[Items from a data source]
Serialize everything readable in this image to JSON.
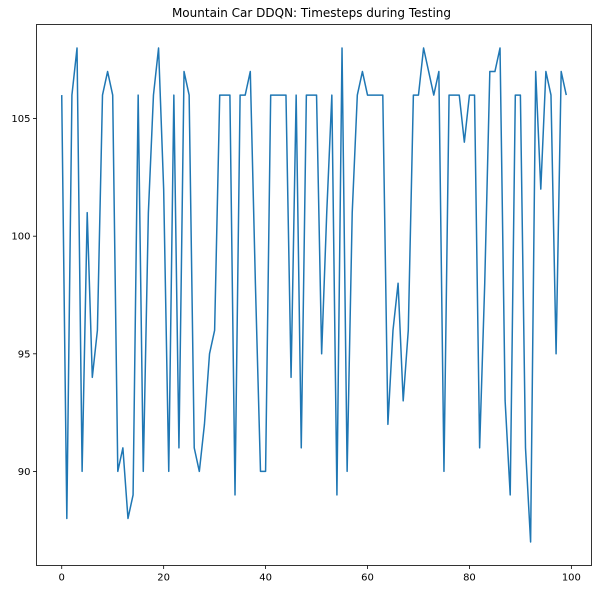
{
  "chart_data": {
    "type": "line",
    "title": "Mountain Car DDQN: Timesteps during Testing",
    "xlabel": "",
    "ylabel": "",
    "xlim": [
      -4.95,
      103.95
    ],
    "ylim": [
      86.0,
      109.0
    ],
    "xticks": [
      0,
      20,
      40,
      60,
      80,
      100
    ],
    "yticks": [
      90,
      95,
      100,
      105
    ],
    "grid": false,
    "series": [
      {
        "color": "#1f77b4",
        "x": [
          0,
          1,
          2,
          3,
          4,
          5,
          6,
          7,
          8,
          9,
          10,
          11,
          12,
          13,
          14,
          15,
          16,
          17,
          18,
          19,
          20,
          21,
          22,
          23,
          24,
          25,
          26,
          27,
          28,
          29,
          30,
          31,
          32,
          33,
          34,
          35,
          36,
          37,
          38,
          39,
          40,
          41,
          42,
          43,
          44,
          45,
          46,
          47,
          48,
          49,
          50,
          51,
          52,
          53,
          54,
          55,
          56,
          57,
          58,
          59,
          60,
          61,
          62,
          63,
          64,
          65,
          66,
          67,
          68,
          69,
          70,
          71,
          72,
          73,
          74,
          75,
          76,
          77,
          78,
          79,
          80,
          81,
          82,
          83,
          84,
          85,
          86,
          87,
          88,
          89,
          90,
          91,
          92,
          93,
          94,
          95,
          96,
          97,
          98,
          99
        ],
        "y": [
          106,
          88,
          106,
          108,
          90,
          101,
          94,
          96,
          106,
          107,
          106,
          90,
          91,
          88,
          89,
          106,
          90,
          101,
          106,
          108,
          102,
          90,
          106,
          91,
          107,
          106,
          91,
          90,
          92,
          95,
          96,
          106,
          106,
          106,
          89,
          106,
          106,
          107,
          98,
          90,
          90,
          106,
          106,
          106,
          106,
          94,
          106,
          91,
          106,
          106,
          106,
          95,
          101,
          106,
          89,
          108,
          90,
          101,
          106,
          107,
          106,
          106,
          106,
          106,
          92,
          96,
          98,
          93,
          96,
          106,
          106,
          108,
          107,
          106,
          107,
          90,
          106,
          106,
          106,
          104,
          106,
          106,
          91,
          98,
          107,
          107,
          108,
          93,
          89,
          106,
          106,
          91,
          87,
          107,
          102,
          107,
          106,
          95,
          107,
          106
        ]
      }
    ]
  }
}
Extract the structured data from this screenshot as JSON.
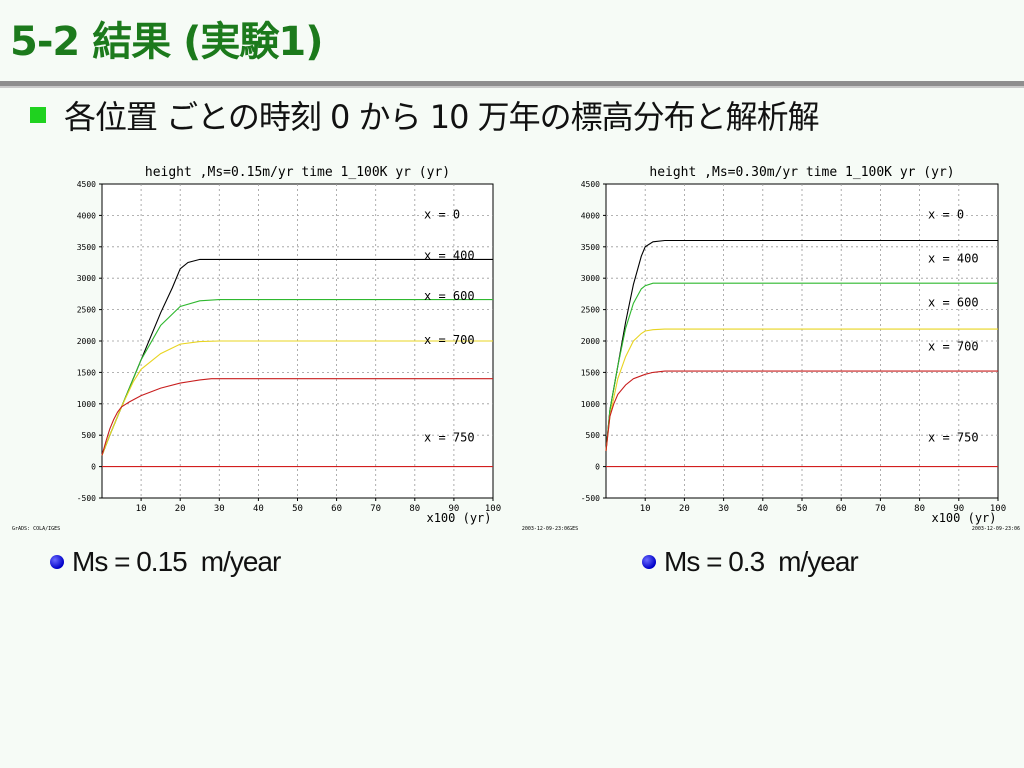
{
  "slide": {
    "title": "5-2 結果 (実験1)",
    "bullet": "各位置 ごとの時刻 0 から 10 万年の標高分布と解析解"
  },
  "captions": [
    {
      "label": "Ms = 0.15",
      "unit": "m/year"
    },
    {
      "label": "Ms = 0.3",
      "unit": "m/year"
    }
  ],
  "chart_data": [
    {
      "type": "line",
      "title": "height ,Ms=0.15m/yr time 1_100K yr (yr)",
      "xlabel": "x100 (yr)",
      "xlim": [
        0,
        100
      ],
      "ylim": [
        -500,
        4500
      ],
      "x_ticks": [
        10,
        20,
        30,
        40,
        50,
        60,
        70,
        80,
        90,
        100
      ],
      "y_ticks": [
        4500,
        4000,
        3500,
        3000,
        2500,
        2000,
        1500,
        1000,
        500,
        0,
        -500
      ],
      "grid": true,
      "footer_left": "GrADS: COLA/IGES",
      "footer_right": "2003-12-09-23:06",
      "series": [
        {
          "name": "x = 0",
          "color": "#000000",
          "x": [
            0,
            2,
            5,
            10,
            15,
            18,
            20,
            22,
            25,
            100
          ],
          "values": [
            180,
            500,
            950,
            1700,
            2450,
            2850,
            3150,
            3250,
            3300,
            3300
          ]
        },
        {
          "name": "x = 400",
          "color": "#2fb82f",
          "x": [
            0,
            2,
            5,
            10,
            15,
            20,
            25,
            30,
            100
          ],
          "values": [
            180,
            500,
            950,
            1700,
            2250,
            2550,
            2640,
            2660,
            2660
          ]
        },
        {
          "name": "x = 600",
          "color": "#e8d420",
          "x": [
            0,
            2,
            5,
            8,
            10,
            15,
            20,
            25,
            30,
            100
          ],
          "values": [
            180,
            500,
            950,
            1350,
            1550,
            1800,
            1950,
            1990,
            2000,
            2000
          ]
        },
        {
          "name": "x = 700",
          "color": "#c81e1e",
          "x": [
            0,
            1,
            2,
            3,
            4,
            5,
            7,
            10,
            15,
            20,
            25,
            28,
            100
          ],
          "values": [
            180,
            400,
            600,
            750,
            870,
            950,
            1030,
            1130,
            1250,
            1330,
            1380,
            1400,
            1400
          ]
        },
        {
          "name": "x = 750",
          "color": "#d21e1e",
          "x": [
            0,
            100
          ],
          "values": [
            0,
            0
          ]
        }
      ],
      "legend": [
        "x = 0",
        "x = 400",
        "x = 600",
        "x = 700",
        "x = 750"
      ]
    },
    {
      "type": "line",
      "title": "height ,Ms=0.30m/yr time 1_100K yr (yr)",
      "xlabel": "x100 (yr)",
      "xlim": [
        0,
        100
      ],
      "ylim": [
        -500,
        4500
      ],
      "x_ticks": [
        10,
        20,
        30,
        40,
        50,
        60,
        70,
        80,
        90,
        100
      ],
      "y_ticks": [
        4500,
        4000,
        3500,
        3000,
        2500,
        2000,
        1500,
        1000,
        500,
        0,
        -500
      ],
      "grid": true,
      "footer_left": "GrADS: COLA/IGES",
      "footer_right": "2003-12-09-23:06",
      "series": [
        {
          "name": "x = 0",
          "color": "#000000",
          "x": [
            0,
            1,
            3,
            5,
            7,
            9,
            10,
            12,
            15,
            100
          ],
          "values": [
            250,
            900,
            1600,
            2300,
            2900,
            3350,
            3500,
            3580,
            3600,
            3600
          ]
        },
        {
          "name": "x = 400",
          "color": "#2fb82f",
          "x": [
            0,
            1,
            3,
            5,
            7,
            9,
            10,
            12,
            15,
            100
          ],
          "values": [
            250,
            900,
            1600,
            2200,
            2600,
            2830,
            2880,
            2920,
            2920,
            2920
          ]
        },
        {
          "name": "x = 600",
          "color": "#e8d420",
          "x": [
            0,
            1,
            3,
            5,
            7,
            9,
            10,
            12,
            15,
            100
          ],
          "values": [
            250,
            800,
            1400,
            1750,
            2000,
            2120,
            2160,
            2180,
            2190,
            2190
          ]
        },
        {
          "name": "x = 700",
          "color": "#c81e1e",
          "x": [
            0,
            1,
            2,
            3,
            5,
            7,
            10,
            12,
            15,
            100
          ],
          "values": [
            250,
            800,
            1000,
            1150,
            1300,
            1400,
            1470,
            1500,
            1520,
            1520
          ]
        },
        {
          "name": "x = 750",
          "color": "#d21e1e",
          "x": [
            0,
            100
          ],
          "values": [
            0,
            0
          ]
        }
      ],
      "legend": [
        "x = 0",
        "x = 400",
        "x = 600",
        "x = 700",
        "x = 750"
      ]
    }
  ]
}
--
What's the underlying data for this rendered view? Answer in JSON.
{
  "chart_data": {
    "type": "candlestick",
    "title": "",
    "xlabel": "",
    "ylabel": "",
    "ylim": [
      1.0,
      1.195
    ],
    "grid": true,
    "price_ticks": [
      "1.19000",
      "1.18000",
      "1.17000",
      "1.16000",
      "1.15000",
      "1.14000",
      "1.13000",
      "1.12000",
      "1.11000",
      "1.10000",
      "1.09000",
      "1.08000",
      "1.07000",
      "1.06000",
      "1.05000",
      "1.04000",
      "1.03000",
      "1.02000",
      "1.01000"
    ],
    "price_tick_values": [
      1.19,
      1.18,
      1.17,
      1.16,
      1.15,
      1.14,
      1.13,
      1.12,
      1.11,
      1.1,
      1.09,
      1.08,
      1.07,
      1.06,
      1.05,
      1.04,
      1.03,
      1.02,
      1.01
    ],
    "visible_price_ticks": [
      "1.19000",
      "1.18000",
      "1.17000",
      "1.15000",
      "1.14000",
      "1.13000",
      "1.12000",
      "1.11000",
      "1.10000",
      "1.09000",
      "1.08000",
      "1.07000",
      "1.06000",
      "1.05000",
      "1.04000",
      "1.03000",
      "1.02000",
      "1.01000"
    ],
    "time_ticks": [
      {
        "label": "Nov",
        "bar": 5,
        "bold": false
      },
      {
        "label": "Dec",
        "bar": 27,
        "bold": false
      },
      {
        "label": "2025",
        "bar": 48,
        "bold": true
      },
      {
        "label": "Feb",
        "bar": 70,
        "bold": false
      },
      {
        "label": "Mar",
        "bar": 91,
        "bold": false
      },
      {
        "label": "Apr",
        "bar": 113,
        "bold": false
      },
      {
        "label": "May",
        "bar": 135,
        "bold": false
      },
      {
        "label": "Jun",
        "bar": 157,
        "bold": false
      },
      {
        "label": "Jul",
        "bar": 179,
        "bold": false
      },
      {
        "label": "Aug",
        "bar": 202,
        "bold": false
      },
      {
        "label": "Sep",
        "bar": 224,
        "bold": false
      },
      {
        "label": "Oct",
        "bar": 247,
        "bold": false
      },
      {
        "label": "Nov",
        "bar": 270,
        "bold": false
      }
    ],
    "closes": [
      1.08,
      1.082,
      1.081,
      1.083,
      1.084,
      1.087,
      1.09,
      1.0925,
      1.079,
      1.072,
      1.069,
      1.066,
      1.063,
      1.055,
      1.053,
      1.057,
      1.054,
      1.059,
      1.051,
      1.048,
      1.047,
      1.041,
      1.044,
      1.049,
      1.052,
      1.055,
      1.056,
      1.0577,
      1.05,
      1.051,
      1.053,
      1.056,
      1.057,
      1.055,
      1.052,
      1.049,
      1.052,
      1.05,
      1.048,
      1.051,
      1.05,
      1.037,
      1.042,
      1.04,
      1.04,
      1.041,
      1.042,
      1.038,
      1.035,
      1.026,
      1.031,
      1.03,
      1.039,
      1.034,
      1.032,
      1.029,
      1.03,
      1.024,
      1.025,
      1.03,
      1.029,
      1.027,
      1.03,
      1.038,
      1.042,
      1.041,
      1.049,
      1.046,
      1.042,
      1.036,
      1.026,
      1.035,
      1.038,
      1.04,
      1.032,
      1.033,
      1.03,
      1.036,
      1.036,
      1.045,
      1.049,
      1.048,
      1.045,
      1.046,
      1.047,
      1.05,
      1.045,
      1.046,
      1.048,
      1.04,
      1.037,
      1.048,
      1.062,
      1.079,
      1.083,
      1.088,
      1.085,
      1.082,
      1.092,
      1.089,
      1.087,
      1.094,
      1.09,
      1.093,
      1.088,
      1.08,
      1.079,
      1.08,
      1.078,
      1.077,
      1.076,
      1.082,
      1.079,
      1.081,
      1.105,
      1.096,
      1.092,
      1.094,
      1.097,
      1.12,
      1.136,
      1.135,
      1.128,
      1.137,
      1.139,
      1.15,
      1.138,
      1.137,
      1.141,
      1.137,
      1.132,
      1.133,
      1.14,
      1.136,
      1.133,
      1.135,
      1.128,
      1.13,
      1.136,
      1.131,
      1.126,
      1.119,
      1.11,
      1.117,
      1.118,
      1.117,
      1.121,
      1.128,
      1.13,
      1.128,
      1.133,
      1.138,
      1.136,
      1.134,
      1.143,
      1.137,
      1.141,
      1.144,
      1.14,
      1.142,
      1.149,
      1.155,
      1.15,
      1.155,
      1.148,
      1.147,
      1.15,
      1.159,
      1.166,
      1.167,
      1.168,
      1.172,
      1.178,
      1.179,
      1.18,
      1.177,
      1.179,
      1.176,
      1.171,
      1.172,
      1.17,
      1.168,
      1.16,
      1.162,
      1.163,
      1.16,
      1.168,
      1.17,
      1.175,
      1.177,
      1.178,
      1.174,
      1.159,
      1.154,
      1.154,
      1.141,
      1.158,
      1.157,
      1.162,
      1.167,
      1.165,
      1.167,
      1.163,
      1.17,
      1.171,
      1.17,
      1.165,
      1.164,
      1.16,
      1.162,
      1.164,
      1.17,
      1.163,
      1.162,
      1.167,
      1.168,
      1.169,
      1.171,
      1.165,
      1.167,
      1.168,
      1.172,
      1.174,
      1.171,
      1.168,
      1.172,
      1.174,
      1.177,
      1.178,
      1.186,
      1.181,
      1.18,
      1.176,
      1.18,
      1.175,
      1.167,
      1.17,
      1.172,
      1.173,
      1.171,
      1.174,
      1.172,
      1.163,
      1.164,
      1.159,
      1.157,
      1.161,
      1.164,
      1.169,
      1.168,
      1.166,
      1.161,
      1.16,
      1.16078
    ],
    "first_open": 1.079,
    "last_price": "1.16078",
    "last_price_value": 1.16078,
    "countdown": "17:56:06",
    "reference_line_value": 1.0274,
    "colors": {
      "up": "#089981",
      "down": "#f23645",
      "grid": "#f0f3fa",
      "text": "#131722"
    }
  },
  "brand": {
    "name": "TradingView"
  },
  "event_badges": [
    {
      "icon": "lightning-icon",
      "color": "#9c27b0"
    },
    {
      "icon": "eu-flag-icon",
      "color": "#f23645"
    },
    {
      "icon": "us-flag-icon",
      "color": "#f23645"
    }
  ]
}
---
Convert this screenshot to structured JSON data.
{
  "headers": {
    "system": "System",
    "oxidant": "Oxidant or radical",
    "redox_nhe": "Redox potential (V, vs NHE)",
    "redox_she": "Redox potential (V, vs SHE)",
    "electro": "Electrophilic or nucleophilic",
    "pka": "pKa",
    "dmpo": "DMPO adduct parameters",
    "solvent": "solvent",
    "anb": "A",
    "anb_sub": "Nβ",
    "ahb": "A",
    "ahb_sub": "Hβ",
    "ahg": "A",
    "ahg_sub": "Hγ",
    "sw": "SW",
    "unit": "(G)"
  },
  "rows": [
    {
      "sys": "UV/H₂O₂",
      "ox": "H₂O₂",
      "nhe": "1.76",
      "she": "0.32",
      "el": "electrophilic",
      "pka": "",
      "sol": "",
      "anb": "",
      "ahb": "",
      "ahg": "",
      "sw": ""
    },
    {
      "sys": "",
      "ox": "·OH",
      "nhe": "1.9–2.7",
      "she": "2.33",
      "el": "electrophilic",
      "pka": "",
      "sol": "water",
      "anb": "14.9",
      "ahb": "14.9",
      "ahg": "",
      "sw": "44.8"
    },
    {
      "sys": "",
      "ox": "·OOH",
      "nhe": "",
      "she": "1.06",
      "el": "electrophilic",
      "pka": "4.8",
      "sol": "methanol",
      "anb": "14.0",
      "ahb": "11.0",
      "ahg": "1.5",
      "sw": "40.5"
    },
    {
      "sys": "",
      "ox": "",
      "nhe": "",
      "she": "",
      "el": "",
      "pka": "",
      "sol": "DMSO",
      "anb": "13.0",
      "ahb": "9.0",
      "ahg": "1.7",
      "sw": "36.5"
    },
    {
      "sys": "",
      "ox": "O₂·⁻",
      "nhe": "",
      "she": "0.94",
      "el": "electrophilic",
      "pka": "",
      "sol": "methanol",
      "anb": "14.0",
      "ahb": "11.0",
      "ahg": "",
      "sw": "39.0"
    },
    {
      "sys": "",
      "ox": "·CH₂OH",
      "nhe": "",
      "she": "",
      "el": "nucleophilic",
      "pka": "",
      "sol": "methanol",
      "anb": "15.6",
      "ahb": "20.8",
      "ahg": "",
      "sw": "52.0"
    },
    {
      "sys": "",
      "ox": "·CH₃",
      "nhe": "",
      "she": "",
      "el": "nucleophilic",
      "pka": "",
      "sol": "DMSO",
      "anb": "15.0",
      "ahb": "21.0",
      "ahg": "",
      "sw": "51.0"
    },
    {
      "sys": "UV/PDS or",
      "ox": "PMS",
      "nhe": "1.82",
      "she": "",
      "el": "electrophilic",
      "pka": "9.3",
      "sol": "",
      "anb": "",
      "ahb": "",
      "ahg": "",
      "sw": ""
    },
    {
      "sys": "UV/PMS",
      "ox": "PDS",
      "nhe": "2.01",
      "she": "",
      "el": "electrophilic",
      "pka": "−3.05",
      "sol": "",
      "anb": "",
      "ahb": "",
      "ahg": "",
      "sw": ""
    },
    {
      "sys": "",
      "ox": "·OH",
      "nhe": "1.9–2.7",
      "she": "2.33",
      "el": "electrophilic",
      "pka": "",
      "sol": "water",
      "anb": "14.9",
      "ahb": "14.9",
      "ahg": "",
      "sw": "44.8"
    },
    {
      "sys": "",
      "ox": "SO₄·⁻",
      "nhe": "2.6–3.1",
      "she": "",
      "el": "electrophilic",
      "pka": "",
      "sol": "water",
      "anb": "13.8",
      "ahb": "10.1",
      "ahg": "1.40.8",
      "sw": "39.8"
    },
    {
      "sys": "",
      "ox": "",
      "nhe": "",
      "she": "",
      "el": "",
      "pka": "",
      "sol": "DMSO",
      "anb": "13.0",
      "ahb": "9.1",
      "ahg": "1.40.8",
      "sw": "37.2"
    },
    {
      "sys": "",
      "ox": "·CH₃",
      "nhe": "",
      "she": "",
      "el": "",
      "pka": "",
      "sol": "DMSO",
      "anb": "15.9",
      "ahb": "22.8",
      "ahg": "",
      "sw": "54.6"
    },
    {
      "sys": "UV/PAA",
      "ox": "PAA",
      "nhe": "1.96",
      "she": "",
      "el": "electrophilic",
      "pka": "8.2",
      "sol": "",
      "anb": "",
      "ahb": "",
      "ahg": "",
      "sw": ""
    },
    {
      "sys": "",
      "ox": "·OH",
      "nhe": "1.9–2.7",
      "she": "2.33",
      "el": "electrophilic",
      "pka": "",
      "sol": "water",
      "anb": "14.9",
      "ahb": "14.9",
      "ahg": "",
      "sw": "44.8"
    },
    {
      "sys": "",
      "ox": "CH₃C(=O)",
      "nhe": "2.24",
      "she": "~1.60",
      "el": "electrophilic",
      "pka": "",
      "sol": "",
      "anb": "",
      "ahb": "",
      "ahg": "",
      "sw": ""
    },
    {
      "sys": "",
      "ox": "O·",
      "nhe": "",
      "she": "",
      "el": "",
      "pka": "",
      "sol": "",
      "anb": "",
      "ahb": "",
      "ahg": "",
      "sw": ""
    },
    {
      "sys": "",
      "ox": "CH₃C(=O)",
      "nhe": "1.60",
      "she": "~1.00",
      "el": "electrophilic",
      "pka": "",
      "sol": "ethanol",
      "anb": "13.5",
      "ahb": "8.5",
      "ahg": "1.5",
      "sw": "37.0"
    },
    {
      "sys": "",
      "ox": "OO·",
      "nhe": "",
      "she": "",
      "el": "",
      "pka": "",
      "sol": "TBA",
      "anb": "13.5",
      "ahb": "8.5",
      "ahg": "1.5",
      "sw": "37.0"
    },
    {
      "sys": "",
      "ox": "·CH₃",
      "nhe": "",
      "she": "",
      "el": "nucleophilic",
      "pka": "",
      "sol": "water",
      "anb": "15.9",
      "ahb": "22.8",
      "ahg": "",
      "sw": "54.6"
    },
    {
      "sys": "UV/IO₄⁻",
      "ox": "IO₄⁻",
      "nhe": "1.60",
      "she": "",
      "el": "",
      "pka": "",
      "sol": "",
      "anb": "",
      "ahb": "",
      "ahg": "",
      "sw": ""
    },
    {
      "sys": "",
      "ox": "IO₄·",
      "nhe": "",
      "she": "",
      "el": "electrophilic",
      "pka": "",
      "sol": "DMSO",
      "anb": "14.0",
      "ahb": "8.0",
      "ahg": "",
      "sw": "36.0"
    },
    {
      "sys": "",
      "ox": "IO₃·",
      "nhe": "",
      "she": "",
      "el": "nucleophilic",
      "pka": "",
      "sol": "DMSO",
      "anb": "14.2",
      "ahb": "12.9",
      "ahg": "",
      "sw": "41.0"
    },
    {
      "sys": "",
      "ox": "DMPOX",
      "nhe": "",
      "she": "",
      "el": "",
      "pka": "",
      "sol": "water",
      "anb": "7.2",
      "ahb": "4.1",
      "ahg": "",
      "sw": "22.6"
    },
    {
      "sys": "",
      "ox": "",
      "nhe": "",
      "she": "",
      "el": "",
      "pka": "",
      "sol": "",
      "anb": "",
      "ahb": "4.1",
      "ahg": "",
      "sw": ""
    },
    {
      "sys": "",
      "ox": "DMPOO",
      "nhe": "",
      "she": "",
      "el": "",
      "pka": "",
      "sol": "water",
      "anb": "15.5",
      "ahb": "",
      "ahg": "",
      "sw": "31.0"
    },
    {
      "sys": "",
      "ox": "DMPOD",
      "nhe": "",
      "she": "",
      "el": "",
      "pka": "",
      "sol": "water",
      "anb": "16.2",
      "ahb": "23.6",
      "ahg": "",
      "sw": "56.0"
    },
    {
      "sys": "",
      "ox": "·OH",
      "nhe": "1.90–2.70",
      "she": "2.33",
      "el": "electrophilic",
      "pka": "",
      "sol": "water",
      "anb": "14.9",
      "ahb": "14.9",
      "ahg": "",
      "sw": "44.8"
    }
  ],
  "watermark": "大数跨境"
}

## WRITTEN INSTRUCTION
Determine how many lines of this listing contain "JSON", and give only the number.

## OUTPUT
4